→ What you should do
Find the word "ανακαλύψεων" in the data. Return every line where it appears.

⟨

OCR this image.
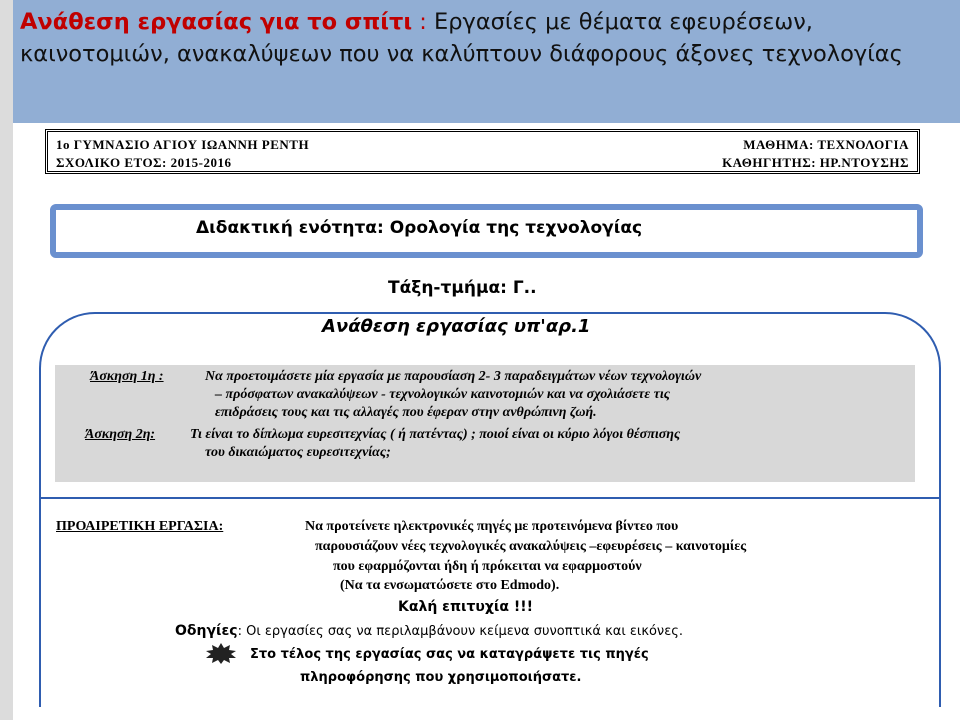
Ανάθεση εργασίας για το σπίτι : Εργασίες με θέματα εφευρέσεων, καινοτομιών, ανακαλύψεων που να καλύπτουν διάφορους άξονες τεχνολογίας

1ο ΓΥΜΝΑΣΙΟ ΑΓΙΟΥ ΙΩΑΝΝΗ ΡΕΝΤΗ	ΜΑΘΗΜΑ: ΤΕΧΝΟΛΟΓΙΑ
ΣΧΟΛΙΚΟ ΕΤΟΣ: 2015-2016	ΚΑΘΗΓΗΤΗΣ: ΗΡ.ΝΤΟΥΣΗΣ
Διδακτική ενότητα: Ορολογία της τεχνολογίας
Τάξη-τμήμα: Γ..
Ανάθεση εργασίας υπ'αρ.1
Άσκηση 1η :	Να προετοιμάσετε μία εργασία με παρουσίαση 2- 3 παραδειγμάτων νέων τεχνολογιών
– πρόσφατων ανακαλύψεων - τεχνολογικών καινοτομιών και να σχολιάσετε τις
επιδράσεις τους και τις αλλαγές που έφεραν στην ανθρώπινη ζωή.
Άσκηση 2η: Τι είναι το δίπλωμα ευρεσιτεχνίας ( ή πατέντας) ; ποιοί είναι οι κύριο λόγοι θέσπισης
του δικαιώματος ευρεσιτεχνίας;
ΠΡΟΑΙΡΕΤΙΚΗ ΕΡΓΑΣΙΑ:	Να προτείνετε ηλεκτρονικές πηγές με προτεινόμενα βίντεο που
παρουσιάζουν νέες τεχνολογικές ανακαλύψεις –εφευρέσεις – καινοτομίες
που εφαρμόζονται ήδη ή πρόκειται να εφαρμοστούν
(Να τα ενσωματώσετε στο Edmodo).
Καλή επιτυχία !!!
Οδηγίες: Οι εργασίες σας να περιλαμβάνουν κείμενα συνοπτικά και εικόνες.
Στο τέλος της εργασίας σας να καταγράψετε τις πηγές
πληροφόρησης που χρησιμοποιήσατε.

⟩

→ Task answer
Ανάθεση εργασίας για το σπίτι : Εργασίες με θέματα εφευρέσεων, καινοτομιών, ανακαλύψεων που να καλύπτουν διάφορους άξονες τεχνολογίας
– πρόσφατων ανακαλύψεων - τεχνολογικών καινοτομιών και να σχολιάσετε τις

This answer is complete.